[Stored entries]
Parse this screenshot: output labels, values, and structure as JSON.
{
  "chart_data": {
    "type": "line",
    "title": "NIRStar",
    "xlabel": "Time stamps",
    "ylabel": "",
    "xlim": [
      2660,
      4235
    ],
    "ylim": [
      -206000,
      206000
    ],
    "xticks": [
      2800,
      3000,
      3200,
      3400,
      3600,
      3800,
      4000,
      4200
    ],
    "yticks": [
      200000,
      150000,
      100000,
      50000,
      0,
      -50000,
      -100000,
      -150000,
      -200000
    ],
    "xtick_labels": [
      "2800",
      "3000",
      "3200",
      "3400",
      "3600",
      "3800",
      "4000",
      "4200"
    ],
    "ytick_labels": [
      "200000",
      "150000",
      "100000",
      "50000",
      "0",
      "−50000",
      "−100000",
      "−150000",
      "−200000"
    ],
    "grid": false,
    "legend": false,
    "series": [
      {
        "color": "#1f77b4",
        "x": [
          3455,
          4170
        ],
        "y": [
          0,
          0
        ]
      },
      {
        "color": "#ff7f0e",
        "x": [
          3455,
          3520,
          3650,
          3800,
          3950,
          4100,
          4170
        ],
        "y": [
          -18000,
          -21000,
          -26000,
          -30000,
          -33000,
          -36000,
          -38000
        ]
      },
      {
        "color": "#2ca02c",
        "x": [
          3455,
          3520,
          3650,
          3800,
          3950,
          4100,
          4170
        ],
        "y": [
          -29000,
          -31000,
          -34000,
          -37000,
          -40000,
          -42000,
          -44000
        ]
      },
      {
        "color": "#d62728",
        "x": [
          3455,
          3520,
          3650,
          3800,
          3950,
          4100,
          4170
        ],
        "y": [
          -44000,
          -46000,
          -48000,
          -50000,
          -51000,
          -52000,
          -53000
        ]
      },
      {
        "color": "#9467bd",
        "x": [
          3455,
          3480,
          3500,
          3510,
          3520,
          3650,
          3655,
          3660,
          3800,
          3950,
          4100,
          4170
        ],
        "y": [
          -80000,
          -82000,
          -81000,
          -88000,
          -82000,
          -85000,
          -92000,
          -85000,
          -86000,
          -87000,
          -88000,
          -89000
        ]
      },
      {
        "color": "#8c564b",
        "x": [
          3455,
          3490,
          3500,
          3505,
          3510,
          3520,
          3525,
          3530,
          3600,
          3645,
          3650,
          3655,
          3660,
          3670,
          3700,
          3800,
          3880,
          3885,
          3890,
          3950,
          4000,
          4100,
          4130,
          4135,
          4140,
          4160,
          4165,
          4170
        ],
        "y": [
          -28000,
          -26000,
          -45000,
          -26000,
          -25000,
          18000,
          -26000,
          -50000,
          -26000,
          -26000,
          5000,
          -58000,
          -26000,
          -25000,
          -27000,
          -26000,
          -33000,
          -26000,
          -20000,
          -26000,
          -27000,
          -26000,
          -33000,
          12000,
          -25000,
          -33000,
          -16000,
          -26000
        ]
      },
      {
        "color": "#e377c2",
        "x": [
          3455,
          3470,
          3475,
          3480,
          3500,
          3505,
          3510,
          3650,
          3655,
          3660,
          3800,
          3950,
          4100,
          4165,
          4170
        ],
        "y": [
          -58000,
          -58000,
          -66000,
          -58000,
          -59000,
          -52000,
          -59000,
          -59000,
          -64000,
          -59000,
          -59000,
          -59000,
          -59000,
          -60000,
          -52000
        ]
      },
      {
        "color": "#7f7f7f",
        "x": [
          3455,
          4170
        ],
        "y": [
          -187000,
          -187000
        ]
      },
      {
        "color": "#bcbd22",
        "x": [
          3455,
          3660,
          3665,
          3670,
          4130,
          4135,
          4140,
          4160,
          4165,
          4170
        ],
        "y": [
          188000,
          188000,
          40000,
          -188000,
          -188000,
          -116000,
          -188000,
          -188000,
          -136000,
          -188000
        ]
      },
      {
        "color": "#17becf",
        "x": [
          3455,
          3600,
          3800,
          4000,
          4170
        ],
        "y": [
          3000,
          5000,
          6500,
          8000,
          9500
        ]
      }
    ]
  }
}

EXERCISE TASK: Say how many lines in the entries contain the string "color", and leave out everything else.

PROBLEM SOLUTION: 10